==== GIVEN DATA ====
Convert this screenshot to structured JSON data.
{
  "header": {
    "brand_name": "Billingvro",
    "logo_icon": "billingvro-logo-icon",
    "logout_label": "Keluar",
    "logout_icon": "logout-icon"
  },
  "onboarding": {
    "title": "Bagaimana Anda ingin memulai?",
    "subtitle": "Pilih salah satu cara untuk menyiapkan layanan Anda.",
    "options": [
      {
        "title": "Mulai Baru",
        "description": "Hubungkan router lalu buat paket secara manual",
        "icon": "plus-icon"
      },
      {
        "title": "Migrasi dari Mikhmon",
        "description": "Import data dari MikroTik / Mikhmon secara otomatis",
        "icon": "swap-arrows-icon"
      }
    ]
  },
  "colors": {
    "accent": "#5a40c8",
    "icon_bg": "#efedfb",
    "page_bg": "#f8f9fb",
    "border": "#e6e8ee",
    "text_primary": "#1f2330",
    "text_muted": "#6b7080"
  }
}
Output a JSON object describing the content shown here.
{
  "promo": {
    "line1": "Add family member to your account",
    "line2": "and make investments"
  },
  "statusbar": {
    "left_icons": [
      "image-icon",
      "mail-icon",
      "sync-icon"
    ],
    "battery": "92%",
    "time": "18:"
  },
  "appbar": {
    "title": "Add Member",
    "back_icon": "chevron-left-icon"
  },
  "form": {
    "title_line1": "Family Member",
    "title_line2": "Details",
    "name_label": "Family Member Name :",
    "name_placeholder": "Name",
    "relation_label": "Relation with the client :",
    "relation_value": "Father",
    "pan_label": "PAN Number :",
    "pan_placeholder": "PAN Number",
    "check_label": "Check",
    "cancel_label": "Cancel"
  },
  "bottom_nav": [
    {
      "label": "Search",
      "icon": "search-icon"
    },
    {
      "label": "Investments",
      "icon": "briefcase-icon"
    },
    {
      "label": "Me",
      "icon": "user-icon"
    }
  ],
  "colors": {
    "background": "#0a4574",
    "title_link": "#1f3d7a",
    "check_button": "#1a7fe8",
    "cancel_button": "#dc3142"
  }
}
====
_TASK BRIEF_:
All entries shown above should be printed again exactly.

_OUTPUT BELOW_:
Convert this screenshot to structured JSON data.
{
  "header": {
    "brand_name": "Billingvro",
    "logo_icon": "billingvro-logo-icon",
    "logout_label": "Keluar",
    "logout_icon": "logout-icon"
  },
  "onboarding": {
    "title": "Bagaimana Anda ingin memulai?",
    "subtitle": "Pilih salah satu cara untuk menyiapkan layanan Anda.",
    "options": [
      {
        "title": "Mulai Baru",
        "description": "Hubungkan router lalu buat paket secara manual",
        "icon": "plus-icon"
      },
      {
        "title": "Migrasi dari Mikhmon",
        "description": "Import data dari MikroTik / Mikhmon secara otomatis",
        "icon": "swap-arrows-icon"
      }
    ]
  },
  "colors": {
    "accent": "#5a40c8",
    "icon_bg": "#efedfb",
    "page_bg": "#f8f9fb",
    "border": "#e6e8ee",
    "text_primary": "#1f2330",
    "text_muted": "#6b7080"
  }
}
Output a JSON object describing the content shown here.
{
  "promo": {
    "line1": "Add family member to your account",
    "line2": "and make investments"
  },
  "statusbar": {
    "left_icons": [
      "image-icon",
      "mail-icon",
      "sync-icon"
    ],
    "battery": "92%",
    "time": "18:"
  },
  "appbar": {
    "title": "Add Member",
    "back_icon": "chevron-left-icon"
  },
  "form": {
    "title_line1": "Family Member",
    "title_line2": "Details",
    "name_label": "Family Member Name :",
    "name_placeholder": "Name",
    "relation_label": "Relation with the client :",
    "relation_value": "Father",
    "pan_label": "PAN Number :",
    "pan_placeholder": "PAN Number",
    "check_label": "Check",
    "cancel_label": "Cancel"
  },
  "bottom_nav": [
    {
      "label": "Search",
      "icon": "search-icon"
    },
    {
      "label": "Investments",
      "icon": "briefcase-icon"
    },
    {
      "label": "Me",
      "icon": "user-icon"
    }
  ],
  "colors": {
    "background": "#0a4574",
    "title_link": "#1f3d7a",
    "check_button": "#1a7fe8",
    "cancel_button": "#dc3142"
  }
}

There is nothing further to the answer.